DATASET EXCERPTS
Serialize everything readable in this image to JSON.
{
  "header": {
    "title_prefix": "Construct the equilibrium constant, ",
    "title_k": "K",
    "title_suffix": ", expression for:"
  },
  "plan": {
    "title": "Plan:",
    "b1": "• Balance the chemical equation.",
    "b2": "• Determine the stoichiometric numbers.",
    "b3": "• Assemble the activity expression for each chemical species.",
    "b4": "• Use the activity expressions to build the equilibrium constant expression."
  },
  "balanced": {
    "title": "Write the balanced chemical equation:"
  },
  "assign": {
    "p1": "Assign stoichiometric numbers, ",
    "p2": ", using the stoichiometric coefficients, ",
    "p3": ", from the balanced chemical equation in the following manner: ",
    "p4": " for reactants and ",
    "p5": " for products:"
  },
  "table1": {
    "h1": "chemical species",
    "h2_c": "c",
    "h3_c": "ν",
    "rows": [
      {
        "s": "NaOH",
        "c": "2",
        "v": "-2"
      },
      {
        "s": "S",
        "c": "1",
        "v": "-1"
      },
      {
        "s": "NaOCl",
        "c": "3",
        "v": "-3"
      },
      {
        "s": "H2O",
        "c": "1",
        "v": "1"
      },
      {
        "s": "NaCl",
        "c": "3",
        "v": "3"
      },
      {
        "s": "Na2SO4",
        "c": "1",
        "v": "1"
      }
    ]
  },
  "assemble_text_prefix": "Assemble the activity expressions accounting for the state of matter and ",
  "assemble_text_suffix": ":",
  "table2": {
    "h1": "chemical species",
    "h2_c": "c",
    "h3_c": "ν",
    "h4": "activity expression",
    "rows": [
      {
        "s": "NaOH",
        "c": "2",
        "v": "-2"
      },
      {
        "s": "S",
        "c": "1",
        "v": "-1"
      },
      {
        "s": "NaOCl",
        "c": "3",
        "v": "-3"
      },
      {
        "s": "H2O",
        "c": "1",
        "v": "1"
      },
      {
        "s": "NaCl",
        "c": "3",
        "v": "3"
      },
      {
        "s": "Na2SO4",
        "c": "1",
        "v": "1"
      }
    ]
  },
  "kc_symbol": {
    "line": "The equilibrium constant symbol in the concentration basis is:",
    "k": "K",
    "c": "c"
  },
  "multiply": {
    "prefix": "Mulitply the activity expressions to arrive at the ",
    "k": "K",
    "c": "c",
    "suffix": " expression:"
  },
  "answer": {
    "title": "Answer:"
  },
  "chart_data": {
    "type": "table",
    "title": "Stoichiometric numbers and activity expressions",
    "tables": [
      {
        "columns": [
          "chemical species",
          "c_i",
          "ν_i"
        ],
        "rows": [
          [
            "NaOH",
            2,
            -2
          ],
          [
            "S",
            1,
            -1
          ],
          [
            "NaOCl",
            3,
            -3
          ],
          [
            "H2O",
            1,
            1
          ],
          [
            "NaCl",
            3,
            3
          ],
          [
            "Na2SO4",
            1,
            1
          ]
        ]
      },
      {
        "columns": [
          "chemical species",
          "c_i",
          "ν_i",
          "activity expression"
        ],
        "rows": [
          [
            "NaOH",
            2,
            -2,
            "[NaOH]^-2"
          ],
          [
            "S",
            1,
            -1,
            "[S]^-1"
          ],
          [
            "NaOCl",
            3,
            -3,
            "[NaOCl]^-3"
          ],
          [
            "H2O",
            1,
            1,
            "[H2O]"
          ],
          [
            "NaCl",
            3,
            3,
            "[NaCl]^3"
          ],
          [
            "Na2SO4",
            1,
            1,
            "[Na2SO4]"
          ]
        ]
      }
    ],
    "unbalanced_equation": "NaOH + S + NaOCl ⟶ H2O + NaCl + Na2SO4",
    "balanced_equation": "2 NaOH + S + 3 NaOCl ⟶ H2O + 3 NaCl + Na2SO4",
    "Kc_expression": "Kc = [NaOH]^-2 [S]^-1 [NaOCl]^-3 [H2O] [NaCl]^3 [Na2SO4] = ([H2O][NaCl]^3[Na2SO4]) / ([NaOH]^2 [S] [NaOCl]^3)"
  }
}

WRITTEN PROBLEM
Scan the material above for the word "expressions". Copy each line where it occurs.

COMPLETE RESPONSE
    "b4": "• Use the activity expressions to build the equilibrium constant expression."
  "assemble_text_prefix": "Assemble the activity expressions accounting for the state of matter and ",
    "prefix": "Mulitply the activity expressions to arrive at the ",
    "title": "Stoichiometric numbers and activity expressions",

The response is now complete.